◆ **INSTRUCTIONS FOR THE TASK**
Show every line in the entries below where the word "JSON" appears.

(Data entries)
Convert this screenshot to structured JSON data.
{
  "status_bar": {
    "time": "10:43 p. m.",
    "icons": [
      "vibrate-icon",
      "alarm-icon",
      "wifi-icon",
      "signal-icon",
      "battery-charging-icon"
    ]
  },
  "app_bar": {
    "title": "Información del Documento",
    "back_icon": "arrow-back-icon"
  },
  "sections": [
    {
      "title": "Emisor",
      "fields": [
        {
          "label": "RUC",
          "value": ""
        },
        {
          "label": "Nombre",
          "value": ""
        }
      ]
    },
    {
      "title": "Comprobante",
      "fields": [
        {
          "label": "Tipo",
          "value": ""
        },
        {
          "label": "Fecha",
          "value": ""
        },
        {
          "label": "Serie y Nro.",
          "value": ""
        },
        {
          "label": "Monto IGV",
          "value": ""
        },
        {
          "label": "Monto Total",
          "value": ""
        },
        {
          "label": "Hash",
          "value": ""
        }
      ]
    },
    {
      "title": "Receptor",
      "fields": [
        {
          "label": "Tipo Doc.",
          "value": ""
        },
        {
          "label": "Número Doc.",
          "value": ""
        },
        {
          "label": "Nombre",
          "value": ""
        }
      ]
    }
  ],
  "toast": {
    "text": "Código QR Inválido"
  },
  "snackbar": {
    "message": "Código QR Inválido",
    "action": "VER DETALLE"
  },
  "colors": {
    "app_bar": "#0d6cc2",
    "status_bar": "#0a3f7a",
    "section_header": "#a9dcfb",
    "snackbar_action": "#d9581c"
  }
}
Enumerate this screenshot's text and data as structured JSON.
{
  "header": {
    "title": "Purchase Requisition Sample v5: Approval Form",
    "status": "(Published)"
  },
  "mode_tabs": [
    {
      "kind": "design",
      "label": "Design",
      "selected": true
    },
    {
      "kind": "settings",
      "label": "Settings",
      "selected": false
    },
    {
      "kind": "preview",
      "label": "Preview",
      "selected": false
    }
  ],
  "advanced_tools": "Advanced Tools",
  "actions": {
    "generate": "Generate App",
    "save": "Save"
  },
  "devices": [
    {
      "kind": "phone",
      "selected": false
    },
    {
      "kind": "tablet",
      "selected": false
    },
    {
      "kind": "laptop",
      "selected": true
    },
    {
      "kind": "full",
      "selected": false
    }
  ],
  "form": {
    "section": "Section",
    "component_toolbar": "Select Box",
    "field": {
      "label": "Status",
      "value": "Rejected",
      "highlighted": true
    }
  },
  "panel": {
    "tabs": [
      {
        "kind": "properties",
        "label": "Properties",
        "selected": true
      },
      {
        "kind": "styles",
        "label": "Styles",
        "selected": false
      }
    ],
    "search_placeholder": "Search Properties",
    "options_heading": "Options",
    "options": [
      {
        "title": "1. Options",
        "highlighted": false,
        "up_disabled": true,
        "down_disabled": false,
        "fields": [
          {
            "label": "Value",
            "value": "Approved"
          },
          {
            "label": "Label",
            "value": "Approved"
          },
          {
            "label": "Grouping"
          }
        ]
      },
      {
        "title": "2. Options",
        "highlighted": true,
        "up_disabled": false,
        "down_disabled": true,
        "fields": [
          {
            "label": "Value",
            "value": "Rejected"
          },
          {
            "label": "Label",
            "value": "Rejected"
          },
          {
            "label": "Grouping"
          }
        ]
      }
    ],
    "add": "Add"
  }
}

◆ **ANSWER TO THIS EXERCISE**
Convert this screenshot to structured JSON data.
Enumerate this screenshot's text and data as structured JSON.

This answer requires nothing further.